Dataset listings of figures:
::::::::

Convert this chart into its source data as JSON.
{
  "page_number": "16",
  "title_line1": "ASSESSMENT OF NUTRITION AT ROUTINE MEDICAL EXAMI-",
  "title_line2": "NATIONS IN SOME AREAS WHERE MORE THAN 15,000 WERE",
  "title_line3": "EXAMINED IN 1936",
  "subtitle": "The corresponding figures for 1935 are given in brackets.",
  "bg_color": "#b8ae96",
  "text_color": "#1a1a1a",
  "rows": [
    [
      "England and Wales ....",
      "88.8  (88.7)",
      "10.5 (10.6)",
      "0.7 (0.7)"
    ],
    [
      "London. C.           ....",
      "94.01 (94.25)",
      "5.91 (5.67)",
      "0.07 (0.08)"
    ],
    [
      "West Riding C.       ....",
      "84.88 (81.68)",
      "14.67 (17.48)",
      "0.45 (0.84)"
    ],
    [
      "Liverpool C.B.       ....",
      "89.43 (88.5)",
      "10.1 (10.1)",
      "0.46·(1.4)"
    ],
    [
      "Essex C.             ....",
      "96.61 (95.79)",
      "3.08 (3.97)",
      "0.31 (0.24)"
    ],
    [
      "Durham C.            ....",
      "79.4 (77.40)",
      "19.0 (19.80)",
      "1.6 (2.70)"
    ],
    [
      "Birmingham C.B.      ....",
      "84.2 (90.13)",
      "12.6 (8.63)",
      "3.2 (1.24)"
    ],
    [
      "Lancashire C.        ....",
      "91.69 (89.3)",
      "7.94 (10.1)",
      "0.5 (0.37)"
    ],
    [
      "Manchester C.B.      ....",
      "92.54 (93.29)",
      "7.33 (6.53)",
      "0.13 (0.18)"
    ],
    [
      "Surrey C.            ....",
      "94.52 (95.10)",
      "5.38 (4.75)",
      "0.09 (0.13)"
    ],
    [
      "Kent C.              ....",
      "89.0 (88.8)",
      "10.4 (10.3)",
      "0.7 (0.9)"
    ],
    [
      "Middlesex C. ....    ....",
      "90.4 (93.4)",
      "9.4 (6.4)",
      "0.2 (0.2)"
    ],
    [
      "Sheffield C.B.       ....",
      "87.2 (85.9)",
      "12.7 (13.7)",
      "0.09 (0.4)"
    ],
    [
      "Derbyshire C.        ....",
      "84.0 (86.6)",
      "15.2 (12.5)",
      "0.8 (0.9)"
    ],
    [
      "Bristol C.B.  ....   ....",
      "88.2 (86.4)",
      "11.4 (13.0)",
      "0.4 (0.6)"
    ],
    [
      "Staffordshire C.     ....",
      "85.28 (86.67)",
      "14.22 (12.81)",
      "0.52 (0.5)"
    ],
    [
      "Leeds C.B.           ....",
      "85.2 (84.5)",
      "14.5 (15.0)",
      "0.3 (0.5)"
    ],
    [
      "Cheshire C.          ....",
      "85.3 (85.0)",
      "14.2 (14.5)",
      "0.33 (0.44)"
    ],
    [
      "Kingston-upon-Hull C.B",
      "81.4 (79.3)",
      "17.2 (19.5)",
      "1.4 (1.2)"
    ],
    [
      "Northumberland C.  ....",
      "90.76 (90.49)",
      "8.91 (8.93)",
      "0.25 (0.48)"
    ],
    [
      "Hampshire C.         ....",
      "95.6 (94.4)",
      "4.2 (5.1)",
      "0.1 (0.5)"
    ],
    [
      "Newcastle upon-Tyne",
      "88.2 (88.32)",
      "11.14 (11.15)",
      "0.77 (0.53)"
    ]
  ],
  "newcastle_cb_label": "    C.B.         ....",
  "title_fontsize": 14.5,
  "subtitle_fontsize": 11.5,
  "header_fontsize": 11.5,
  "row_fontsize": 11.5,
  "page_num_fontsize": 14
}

::::::::

What needs to be done — Your task is to reproduce all of the records exactly.

Solution —
Convert this chart into its source data as JSON.
{
  "page_number": "16",
  "title_line1": "ASSESSMENT OF NUTRITION AT ROUTINE MEDICAL EXAMI-",
  "title_line2": "NATIONS IN SOME AREAS WHERE MORE THAN 15,000 WERE",
  "title_line3": "EXAMINED IN 1936",
  "subtitle": "The corresponding figures for 1935 are given in brackets.",
  "bg_color": "#b8ae96",
  "text_color": "#1a1a1a",
  "rows": [
    [
      "England and Wales ....",
      "88.8  (88.7)",
      "10.5 (10.6)",
      "0.7 (0.7)"
    ],
    [
      "London. C.           ....",
      "94.01 (94.25)",
      "5.91 (5.67)",
      "0.07 (0.08)"
    ],
    [
      "West Riding C.       ....",
      "84.88 (81.68)",
      "14.67 (17.48)",
      "0.45 (0.84)"
    ],
    [
      "Liverpool C.B.       ....",
      "89.43 (88.5)",
      "10.1 (10.1)",
      "0.46·(1.4)"
    ],
    [
      "Essex C.             ....",
      "96.61 (95.79)",
      "3.08 (3.97)",
      "0.31 (0.24)"
    ],
    [
      "Durham C.            ....",
      "79.4 (77.40)",
      "19.0 (19.80)",
      "1.6 (2.70)"
    ],
    [
      "Birmingham C.B.      ....",
      "84.2 (90.13)",
      "12.6 (8.63)",
      "3.2 (1.24)"
    ],
    [
      "Lancashire C.        ....",
      "91.69 (89.3)",
      "7.94 (10.1)",
      "0.5 (0.37)"
    ],
    [
      "Manchester C.B.      ....",
      "92.54 (93.29)",
      "7.33 (6.53)",
      "0.13 (0.18)"
    ],
    [
      "Surrey C.            ....",
      "94.52 (95.10)",
      "5.38 (4.75)",
      "0.09 (0.13)"
    ],
    [
      "Kent C.              ....",
      "89.0 (88.8)",
      "10.4 (10.3)",
      "0.7 (0.9)"
    ],
    [
      "Middlesex C. ....    ....",
      "90.4 (93.4)",
      "9.4 (6.4)",
      "0.2 (0.2)"
    ],
    [
      "Sheffield C.B.       ....",
      "87.2 (85.9)",
      "12.7 (13.7)",
      "0.09 (0.4)"
    ],
    [
      "Derbyshire C.        ....",
      "84.0 (86.6)",
      "15.2 (12.5)",
      "0.8 (0.9)"
    ],
    [
      "Bristol C.B.  ....   ....",
      "88.2 (86.4)",
      "11.4 (13.0)",
      "0.4 (0.6)"
    ],
    [
      "Staffordshire C.     ....",
      "85.28 (86.67)",
      "14.22 (12.81)",
      "0.52 (0.5)"
    ],
    [
      "Leeds C.B.           ....",
      "85.2 (84.5)",
      "14.5 (15.0)",
      "0.3 (0.5)"
    ],
    [
      "Cheshire C.          ....",
      "85.3 (85.0)",
      "14.2 (14.5)",
      "0.33 (0.44)"
    ],
    [
      "Kingston-upon-Hull C.B",
      "81.4 (79.3)",
      "17.2 (19.5)",
      "1.4 (1.2)"
    ],
    [
      "Northumberland C.  ....",
      "90.76 (90.49)",
      "8.91 (8.93)",
      "0.25 (0.48)"
    ],
    [
      "Hampshire C.         ....",
      "95.6 (94.4)",
      "4.2 (5.1)",
      "0.1 (0.5)"
    ],
    [
      "Newcastle upon-Tyne",
      "88.2 (88.32)",
      "11.14 (11.15)",
      "0.77 (0.53)"
    ]
  ],
  "newcastle_cb_label": "    C.B.         ....",
  "title_fontsize": 14.5,
  "subtitle_fontsize": 11.5,
  "header_fontsize": 11.5,
  "row_fontsize": 11.5,
  "page_num_fontsize": 14
}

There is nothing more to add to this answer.